* **Page extract**:
────────

According to a development of the present invention, it is provided that the closed-loop control device is set up to adapt the control rule by determining the proportional coefficient k_p^f of the control rule in such a way that the predetermined loop gain v^f of the open control loop is constant. In particular, the closed-loop control device is optionally set up to determine the proportional coefficient k_p^f in such a way that the predetermined loop gain v^f—in particular over all operating points of the power assembly—remains constant. In particular, the closed-loop control device is advantageously easy to adapt in this way and can be used easily and reliably. In particular, equation (1) shows that it is possible to always adjust the proportional coefficient k_p^f in such a way that the loop gain v^f is constant—in particular irrespective of the current operating point of the power assembly.

The predetermined loop gain v^f is optionally parameterizable, i.e., in particular can be set or preset by a user. In this way, a user of the closed-loop control device or a user of a power assembly that is operated with the closed-loop control device can set the loop gain v^f in the desired manner. The proportional coefficient k_p^f is then suitably adapted to the loop gain v^f selected by the user. This has the advantage that no complex adjustment of the closed-loop control device to the power assembly is required.

In particular, the closed-loop control device is set up to select the proportional coefficient k_p^f so as to be proportional to the predetermined loop gain v^f. The predetermined loop gain v^f is optionally set, however, once or at most rarely by a user and otherwise kept constant. It can therefore be regarded as a constant, at least during operation of the power assembly.

According to a development of the present invention, it is provided that the closed-loop control device is set up to determine the proportional coefficient k_p^f as a function of the droop variable d and the torque variable. In particular, the closed-loop control device is optionally set up to determine the proportional coefficient k_p^f according to equation (1). In this way, the proportional coefficient k_p^f can be updated particularly flexibly and precisely.

According to a development of the present invention, it is provided that the closed-loop control device is set up to adapt the proportional coefficient k_p^f only as a function of the predetermined loop gain v^f, i.e., to select it to be optionally constant at least during operation of the power assembly. In particular, the closed-loop control device is set up to determine the proportional coefficient k_p^f according to equation (2). This represents a simplified and, in particular, optimized design of the closed-loop control device in terms of computational effort.

According to a development of the present invention, it is provided that the closed-loop control device is set up to filter an instantaneous actual frequency of the generator and to use the filtered actual frequency as the detected generator frequency. This advantageously enables particularly quiet and therefore robust control. The instantaneous actual frequency is optionally measured directly at the generator. According to an optional embodiment, the instantaneous actual frequency is filtered using a PT₁ filter or a mean value filter, wherein the detected generator frequency results from the PT₁ filter or the mean value filter.

In accordance with a development of the present invention, it is provided that the closed-loop control device is set up to predefine the target speed so as to be constant in the second functional state. This is a particularly stable way of controlling the generator frequency, especially in island operation, wherein the speed controller in particular reacts directly to changing load requirements. For example, connecting a load leads to a downward deviation from the target speed, and removing a load leads to an upward deviation from the target speed, wherein the corresponding deviation is immediately corrected by the speed controller.

────────

* **Dataset entries**:
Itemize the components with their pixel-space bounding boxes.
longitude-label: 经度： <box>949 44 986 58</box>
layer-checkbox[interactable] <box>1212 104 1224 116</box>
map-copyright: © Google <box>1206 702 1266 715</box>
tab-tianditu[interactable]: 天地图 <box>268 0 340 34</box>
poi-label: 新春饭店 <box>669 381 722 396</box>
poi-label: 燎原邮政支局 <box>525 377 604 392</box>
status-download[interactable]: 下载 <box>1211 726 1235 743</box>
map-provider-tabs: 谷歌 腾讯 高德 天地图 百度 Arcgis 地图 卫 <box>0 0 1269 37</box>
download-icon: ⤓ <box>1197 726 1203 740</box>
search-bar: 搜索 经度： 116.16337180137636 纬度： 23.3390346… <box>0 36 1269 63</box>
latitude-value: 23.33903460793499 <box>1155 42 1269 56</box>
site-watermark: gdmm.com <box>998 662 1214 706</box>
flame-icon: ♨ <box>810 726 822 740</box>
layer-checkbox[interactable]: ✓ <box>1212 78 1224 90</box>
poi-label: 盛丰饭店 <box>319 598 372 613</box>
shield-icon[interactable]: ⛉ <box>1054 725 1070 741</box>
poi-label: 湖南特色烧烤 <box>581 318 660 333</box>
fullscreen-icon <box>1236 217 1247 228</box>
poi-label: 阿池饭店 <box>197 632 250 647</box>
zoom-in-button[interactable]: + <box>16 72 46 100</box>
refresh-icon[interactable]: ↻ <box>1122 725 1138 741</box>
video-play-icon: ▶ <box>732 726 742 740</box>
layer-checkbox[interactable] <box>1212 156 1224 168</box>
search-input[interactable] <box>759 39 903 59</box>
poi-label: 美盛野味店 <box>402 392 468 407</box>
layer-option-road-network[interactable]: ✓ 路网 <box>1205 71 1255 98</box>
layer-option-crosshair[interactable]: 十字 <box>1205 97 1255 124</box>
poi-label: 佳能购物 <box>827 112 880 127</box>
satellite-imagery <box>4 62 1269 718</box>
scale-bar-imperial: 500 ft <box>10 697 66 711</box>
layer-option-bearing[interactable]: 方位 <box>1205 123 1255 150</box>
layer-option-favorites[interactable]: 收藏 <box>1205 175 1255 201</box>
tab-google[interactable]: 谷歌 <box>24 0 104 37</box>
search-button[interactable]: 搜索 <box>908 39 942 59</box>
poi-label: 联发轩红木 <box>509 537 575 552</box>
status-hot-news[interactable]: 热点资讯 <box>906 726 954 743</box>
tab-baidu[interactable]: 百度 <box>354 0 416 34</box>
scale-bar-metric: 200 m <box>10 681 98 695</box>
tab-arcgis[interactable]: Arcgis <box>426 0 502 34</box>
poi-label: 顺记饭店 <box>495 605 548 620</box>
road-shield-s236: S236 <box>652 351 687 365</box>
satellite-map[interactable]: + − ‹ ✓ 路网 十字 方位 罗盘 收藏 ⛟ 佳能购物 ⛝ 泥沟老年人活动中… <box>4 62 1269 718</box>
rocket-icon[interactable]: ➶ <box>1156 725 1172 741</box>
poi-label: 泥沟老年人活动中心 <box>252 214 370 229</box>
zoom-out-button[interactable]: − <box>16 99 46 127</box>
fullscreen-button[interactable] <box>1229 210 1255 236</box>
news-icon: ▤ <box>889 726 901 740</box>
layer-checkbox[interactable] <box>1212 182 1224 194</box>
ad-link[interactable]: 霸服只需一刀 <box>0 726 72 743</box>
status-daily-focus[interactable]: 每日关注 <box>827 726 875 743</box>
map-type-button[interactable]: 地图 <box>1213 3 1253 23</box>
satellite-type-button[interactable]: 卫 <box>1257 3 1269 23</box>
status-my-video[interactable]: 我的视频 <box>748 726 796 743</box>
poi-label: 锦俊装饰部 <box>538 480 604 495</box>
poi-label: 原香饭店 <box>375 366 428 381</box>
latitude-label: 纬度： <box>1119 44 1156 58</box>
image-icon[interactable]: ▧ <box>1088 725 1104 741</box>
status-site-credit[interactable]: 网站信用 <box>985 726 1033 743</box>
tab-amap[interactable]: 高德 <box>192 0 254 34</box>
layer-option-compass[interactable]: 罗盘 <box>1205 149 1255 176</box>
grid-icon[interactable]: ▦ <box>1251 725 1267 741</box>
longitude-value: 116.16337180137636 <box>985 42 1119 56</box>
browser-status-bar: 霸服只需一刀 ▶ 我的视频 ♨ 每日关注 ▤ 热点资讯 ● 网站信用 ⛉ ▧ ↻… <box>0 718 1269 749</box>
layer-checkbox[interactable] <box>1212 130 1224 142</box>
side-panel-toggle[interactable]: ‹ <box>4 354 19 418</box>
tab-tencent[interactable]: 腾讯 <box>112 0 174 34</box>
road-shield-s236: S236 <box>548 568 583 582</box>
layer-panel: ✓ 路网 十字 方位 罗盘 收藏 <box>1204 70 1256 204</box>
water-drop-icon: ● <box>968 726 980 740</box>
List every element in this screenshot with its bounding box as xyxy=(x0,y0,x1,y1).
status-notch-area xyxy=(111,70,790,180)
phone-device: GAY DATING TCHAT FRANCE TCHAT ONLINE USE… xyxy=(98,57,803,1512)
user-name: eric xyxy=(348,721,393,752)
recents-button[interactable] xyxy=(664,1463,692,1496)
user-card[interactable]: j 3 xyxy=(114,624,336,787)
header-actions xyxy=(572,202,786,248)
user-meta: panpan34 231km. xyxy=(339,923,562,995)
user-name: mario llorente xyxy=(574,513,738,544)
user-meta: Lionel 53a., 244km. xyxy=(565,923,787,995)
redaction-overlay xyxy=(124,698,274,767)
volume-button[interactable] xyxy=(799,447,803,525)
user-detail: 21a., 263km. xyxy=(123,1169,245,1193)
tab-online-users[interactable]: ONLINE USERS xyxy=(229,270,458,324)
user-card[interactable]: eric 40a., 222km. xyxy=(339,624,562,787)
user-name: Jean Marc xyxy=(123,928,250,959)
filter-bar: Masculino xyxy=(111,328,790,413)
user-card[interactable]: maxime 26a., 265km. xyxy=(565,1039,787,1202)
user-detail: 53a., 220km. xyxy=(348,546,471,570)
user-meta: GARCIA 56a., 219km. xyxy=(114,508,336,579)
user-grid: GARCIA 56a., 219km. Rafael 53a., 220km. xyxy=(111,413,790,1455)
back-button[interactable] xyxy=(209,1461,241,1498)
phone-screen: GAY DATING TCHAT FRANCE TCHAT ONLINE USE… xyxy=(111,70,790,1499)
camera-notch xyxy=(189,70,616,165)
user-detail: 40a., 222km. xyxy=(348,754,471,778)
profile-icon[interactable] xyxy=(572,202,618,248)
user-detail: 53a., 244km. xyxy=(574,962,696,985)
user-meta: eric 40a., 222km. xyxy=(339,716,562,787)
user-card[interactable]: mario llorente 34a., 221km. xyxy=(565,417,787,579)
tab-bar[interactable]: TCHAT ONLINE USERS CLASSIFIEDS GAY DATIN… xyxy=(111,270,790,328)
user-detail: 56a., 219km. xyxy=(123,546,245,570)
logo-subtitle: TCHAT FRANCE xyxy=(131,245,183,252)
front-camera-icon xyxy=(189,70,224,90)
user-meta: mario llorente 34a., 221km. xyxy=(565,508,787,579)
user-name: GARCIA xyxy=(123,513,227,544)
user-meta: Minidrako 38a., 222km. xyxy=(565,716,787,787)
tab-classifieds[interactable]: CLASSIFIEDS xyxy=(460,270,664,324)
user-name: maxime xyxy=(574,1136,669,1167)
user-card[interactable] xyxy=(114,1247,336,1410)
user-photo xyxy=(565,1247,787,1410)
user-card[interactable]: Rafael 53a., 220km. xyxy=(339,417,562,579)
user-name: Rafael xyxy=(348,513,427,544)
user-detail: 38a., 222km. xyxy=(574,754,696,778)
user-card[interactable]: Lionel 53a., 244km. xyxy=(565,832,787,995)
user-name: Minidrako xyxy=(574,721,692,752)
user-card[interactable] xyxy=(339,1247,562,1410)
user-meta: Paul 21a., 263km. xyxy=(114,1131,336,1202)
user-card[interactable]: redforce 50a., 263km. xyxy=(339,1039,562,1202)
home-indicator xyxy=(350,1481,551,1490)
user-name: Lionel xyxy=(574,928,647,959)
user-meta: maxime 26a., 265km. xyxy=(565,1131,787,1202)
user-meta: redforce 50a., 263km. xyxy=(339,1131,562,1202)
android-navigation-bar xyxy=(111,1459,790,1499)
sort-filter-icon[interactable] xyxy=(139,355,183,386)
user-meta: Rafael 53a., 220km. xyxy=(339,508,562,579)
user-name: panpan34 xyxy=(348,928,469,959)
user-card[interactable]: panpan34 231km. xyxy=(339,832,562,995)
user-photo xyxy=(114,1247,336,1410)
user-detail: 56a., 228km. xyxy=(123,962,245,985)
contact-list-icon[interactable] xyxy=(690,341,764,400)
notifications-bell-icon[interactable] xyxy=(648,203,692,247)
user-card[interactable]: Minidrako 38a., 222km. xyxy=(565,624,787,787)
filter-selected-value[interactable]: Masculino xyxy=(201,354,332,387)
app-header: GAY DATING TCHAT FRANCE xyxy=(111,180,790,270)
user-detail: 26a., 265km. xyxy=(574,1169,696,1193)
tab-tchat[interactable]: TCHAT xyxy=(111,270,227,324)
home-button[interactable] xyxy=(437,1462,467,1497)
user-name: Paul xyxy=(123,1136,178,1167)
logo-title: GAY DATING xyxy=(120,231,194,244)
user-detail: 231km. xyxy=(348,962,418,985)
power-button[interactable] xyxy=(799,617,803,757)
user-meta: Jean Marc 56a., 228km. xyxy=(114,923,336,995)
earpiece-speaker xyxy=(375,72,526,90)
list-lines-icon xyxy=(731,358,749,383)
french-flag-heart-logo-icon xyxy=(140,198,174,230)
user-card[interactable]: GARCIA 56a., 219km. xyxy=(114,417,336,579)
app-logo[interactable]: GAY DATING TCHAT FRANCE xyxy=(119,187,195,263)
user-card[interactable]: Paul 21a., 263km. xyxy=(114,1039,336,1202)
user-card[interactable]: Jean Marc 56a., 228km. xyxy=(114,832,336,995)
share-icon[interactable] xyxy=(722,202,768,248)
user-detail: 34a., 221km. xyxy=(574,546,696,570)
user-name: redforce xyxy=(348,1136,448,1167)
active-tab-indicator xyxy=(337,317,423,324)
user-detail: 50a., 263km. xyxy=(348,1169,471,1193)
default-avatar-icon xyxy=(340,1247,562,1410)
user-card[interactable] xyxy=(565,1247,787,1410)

────────

* **Required actions**:
#1 Render this sentence from the passage on closed-loop control into German: "The instantaneous actual frequency is optionally measured directly at the generator."
#2 Output the rows from their first line through the line containing "layer-option-road-network[interactable]: ✓ 路网", including both of those lines, and reproduce every line verbatim.

* **Responses for each task**:
#1 Die momentane Istfrequenz wird optional direkt am Generator gemessen.

#2
Itemize the components with their pixel-space bounding boxes.
longitude-label: 经度： <box>949 44 986 58</box>
layer-checkbox[interactable] <box>1212 104 1224 116</box>
map-copyright: © Google <box>1206 702 1266 715</box>
tab-tianditu[interactable]: 天地图 <box>268 0 340 34</box>
poi-label: 新春饭店 <box>669 381 722 396</box>
poi-label: 燎原邮政支局 <box>525 377 604 392</box>
status-download[interactable]: 下载 <box>1211 726 1235 743</box>
map-provider-tabs: 谷歌 腾讯 高德 天地图 百度 Arcgis 地图 卫 <box>0 0 1269 37</box>
download-icon: ⤓ <box>1197 726 1203 740</box>
search-bar: 搜索 经度： 116.16337180137636 纬度： 23.3390346… <box>0 36 1269 63</box>
latitude-value: 23.33903460793499 <box>1155 42 1269 56</box>
site-watermark: gdmm.com <box>998 662 1214 706</box>
flame-icon: ♨ <box>810 726 822 740</box>
layer-checkbox[interactable]: ✓ <box>1212 78 1224 90</box>
poi-label: 盛丰饭店 <box>319 598 372 613</box>
shield-icon[interactable]: ⛉ <box>1054 725 1070 741</box>
poi-label: 湖南特色烧烤 <box>581 318 660 333</box>
fullscreen-icon <box>1236 217 1247 228</box>
poi-label: 阿池饭店 <box>197 632 250 647</box>
zoom-in-button[interactable]: + <box>16 72 46 100</box>
refresh-icon[interactable]: ↻ <box>1122 725 1138 741</box>
video-play-icon: ▶ <box>732 726 742 740</box>
layer-checkbox[interactable] <box>1212 156 1224 168</box>
search-input[interactable] <box>759 39 903 59</box>
poi-label: 美盛野味店 <box>402 392 468 407</box>
layer-option-road-network[interactable]: ✓ 路网 <box>1205 71 1255 98</box>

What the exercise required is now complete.